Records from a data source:
"""

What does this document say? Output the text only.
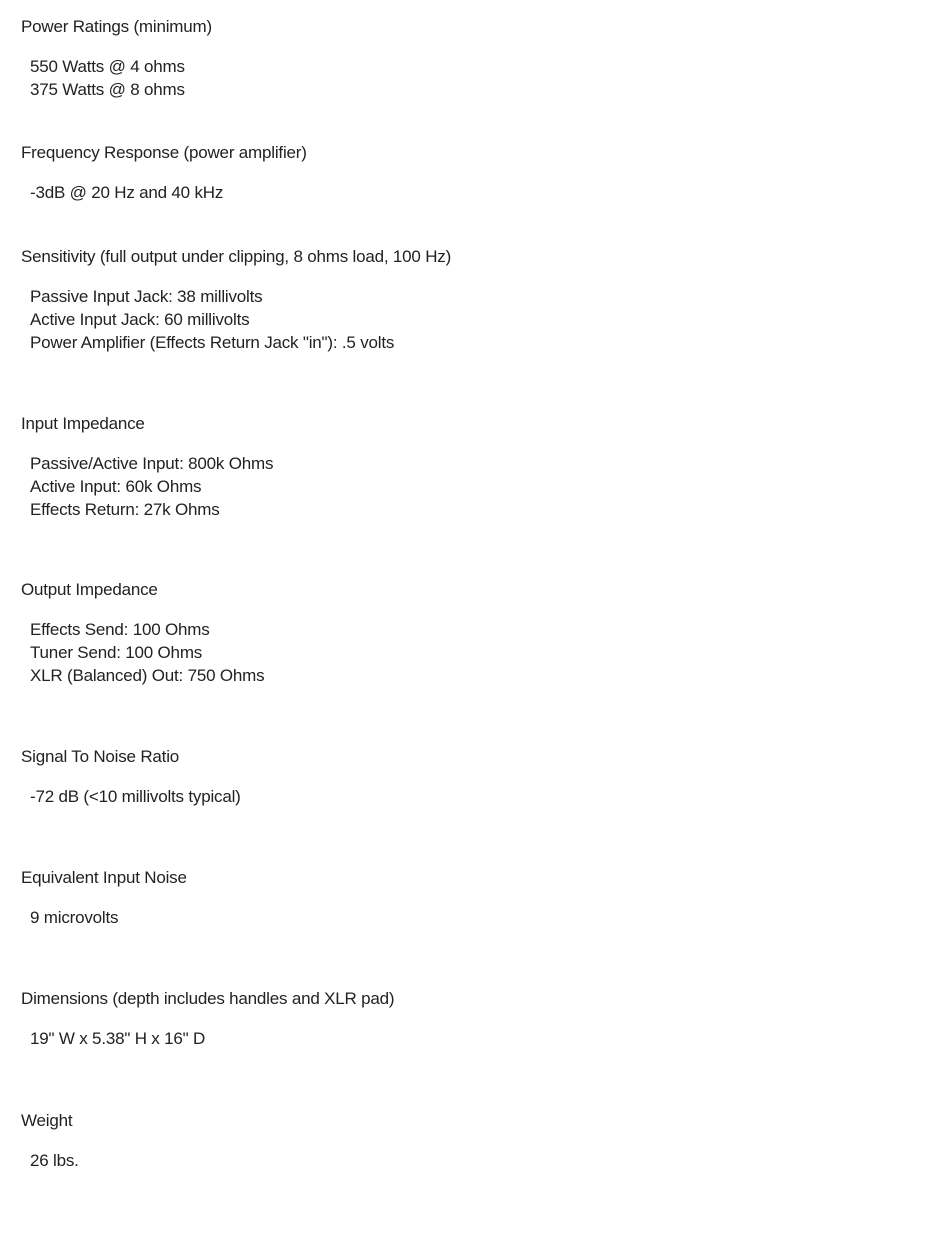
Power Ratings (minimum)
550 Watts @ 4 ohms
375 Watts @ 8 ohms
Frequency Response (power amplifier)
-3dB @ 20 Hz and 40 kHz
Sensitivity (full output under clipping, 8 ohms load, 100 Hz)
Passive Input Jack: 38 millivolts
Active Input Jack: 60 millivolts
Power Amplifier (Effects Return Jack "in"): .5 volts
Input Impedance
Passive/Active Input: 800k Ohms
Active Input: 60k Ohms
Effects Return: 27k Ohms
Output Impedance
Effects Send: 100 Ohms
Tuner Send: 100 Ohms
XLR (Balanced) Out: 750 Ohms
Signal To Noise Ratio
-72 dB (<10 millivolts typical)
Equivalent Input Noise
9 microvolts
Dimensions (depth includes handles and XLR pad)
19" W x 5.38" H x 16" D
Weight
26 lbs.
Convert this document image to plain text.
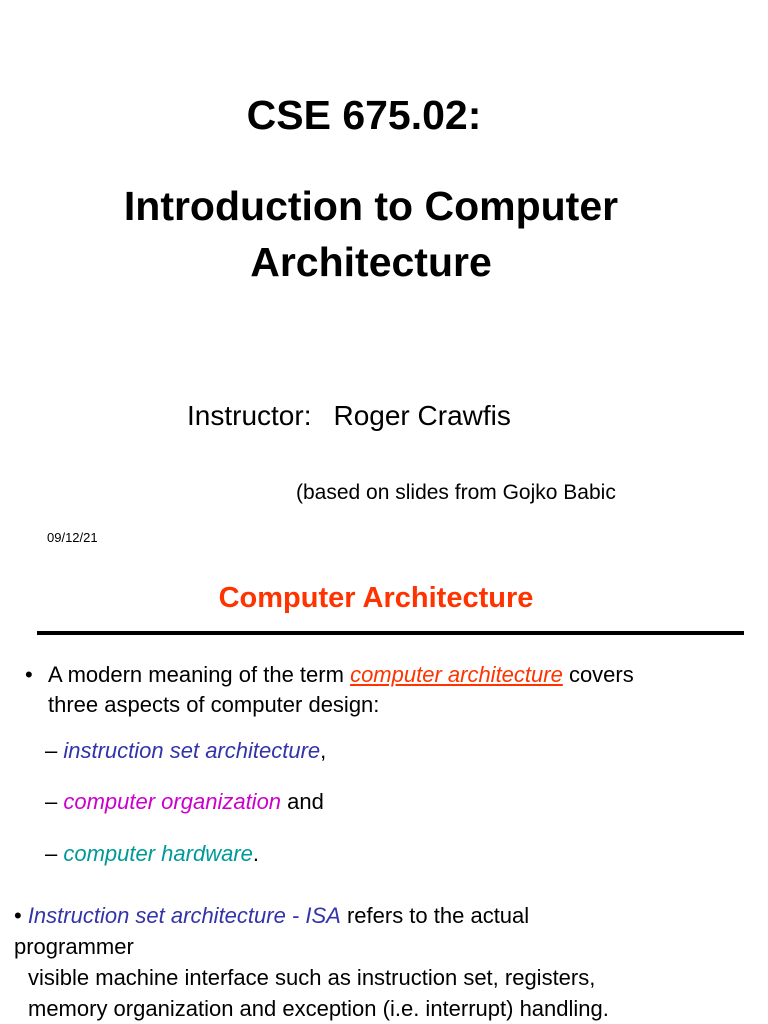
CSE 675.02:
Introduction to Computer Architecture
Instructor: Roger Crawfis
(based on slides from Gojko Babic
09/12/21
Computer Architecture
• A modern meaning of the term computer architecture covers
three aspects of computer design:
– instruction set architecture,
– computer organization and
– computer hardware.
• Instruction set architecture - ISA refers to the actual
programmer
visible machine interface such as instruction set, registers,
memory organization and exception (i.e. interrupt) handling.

"""

## Stated problem
Retype the line containing "Convert this document image to plain text." and all lines after it through the end of the material, exactly and only those, leaving out pictures.

## Task response
Convert this document image to plain text.
CSE 675.02:
Introduction to Computer Architecture
Instructor: Roger Crawfis
(based on slides from Gojko Babic
09/12/21
Computer Architecture
• A modern meaning of the term computer architecture covers
three aspects of computer design:
– instruction set architecture,
– computer organization and
– computer hardware.
• Instruction set architecture - ISA refers to the actual
programmer
visible machine interface such as instruction set, registers,
memory organization and exception (i.e. interrupt) handling.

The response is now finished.